** begin Input data **
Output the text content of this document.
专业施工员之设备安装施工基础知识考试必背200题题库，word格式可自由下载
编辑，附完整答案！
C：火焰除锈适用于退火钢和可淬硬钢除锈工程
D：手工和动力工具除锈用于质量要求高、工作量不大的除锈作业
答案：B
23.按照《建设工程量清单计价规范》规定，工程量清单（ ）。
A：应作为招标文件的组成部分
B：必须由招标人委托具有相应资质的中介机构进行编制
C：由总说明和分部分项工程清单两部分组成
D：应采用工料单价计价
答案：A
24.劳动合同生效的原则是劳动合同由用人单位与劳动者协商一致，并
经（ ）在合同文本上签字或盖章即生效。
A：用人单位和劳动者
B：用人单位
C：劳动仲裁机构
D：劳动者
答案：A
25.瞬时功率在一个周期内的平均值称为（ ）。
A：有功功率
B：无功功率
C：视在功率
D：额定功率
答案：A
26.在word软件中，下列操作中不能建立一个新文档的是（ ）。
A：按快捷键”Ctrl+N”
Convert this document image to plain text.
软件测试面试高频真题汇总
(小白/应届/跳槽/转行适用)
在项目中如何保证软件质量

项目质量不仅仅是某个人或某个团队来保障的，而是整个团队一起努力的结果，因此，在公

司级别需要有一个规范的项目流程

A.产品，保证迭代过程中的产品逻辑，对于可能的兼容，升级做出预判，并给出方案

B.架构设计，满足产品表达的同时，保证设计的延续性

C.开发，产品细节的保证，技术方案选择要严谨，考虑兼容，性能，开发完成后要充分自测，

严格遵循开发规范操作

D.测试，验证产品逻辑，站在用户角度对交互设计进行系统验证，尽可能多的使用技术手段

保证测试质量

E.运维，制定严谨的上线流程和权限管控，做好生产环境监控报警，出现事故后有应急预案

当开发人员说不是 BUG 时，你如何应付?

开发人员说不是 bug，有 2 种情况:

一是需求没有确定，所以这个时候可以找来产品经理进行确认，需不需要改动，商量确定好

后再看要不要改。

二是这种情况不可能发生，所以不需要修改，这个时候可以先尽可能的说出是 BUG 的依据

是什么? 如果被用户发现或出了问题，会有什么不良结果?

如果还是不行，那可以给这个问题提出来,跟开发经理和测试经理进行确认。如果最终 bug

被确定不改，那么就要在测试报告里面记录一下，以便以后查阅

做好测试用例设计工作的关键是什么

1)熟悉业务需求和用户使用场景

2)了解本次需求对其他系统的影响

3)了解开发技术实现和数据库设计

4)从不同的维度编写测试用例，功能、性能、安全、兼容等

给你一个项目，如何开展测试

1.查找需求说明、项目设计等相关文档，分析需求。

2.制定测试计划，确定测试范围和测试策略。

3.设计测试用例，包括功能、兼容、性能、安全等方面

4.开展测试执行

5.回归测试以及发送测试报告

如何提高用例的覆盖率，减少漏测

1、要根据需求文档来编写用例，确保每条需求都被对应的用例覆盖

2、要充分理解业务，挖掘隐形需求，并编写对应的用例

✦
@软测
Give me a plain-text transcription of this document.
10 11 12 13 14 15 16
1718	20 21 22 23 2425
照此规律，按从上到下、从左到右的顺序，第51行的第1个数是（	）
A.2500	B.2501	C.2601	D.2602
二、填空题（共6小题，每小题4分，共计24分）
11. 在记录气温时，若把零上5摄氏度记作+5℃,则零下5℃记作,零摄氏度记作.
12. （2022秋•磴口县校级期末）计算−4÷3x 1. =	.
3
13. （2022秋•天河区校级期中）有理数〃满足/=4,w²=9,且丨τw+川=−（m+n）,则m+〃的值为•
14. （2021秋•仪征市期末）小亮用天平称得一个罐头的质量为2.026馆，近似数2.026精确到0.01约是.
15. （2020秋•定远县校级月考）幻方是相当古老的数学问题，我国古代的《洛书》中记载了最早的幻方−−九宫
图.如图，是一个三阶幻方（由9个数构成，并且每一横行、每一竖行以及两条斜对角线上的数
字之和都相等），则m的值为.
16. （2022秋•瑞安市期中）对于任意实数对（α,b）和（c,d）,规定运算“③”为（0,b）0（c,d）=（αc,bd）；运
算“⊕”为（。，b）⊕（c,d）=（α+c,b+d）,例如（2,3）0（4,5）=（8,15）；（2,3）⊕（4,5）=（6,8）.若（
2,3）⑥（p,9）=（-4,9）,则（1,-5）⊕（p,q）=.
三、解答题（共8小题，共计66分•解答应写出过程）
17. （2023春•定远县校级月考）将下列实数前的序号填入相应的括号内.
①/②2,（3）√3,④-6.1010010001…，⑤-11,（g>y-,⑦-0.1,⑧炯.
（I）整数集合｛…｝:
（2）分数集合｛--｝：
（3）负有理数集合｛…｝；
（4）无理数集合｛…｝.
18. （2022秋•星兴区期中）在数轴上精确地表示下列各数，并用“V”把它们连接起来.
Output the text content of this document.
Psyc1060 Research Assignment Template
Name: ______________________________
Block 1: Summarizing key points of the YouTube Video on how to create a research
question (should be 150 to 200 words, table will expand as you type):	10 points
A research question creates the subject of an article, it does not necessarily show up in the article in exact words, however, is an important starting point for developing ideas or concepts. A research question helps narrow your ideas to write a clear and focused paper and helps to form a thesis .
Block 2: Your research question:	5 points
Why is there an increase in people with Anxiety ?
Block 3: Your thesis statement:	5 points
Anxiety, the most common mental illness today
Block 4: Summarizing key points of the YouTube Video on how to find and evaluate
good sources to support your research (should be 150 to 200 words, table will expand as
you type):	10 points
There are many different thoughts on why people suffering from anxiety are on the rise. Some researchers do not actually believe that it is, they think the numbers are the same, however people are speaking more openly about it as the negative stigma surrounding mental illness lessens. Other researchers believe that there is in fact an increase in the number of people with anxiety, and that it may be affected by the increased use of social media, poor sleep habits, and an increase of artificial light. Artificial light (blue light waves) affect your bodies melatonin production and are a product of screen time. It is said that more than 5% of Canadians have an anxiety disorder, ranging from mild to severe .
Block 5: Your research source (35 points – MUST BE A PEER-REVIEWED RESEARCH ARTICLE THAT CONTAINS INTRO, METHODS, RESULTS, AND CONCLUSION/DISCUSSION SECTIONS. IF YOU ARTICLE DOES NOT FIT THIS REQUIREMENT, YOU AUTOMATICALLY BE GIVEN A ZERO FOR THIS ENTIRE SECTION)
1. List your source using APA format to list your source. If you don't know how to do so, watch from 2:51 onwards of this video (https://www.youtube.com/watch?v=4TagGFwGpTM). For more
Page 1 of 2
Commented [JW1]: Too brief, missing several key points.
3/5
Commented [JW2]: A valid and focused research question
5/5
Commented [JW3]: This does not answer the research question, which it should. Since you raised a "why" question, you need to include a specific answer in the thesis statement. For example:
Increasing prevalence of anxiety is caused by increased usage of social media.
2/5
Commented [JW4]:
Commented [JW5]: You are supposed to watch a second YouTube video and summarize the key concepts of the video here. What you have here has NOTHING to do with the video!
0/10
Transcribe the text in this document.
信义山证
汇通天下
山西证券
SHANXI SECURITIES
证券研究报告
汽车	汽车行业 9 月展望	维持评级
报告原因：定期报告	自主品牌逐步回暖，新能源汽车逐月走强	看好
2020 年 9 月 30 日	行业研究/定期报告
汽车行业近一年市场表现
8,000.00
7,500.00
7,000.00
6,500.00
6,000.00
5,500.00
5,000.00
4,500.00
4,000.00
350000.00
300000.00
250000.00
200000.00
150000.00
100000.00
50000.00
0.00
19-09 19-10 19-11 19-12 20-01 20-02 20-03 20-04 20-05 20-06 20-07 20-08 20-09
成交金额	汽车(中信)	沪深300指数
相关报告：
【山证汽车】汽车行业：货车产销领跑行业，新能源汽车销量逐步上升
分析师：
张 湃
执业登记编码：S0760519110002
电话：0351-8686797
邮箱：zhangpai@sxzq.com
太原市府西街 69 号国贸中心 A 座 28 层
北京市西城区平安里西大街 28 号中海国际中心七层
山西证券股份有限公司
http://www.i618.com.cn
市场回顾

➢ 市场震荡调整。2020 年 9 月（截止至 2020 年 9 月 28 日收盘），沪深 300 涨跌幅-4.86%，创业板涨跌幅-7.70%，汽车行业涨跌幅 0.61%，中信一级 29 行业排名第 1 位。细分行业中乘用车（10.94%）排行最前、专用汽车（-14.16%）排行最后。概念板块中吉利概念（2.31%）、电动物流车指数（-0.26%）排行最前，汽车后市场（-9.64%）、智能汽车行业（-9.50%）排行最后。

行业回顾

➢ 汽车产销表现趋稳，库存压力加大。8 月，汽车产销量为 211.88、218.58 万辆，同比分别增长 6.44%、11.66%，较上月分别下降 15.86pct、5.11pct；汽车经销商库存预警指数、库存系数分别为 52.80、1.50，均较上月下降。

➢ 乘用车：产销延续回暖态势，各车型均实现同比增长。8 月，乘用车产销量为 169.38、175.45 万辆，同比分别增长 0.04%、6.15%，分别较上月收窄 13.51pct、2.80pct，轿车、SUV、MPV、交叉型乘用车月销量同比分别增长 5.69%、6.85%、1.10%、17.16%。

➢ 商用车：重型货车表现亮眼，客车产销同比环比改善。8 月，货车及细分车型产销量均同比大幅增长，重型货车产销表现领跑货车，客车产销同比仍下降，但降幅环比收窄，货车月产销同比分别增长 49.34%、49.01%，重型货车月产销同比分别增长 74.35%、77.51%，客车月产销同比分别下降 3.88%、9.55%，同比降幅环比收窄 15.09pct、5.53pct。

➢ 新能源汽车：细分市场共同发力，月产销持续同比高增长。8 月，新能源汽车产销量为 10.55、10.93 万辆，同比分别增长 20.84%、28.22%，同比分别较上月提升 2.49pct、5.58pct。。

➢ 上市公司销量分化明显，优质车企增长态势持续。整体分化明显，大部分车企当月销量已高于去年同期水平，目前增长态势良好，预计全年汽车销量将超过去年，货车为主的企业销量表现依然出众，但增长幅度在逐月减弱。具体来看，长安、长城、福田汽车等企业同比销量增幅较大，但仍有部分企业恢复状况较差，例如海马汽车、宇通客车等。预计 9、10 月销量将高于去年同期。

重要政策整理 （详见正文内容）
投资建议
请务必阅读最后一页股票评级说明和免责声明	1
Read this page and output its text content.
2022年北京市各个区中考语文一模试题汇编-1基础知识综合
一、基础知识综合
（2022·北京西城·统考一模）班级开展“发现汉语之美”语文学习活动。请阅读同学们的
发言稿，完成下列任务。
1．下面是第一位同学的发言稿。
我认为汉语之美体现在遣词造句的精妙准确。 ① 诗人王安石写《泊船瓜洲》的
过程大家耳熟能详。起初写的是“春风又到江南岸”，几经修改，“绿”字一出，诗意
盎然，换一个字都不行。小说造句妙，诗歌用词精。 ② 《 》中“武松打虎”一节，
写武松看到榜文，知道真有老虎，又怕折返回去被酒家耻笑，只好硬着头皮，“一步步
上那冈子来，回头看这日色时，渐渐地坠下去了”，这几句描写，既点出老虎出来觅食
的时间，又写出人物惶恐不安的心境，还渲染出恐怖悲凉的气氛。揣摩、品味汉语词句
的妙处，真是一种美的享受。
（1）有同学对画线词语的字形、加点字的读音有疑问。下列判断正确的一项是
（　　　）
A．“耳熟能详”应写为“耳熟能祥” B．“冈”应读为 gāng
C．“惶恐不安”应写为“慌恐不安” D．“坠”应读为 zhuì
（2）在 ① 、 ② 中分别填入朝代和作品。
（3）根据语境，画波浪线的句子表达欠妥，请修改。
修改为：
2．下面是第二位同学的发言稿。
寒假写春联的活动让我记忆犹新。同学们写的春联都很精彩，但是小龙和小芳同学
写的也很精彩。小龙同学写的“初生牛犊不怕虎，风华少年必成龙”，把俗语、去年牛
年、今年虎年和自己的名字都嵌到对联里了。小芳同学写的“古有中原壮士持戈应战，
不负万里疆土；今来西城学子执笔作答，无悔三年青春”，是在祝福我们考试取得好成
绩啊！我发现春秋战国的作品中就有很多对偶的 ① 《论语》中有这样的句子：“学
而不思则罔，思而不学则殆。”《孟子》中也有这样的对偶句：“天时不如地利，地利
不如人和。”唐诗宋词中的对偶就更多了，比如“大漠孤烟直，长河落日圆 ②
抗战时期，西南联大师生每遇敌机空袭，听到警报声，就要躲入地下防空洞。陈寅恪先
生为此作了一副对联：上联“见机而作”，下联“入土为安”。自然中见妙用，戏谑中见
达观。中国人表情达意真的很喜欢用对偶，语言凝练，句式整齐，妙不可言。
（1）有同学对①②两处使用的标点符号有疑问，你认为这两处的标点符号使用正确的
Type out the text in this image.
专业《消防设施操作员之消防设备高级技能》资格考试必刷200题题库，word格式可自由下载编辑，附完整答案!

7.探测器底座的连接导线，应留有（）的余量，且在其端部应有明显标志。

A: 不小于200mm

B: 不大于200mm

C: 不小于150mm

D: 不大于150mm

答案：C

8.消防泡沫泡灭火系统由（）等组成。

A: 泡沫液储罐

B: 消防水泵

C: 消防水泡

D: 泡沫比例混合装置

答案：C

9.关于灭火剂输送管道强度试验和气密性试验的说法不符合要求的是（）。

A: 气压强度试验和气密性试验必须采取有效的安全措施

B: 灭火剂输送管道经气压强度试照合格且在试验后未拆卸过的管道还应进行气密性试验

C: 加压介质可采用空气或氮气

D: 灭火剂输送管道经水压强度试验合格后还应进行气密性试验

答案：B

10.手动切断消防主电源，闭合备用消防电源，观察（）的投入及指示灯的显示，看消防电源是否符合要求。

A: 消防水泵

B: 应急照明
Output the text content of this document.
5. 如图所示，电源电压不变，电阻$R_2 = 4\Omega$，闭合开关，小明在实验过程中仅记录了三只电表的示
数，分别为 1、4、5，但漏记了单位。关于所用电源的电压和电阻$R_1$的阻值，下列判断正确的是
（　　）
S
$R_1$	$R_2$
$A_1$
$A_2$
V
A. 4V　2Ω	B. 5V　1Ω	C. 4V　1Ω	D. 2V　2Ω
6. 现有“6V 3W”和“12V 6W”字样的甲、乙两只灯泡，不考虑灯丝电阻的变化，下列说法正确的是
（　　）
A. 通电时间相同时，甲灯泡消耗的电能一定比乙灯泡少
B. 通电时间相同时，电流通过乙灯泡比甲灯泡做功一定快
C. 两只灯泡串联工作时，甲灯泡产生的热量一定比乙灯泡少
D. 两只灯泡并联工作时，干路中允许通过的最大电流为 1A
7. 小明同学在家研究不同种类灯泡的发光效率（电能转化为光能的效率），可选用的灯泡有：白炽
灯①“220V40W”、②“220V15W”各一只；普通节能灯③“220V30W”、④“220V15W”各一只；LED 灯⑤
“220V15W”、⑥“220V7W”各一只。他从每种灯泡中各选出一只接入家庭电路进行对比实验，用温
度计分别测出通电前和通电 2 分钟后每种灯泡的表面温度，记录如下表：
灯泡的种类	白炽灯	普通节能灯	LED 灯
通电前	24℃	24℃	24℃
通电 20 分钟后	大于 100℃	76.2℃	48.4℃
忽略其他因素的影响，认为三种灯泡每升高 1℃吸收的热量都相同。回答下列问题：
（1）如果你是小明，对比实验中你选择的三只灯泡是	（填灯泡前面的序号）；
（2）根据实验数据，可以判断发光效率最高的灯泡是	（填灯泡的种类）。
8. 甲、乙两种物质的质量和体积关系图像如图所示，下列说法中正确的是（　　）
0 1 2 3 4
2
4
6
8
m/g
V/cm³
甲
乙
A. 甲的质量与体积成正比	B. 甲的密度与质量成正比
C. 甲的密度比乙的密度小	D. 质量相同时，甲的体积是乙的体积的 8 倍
** end Input data **
Only lines with the word "text" should be collected from the material.

Output the text content of this document.
Convert this document image to plain text.
Give me a plain-text transcription of this document.
Output the text content of this document.
Transcribe the text in this document.
Read this page and output its text content.
Type out the text in this image.
Output the text content of this document.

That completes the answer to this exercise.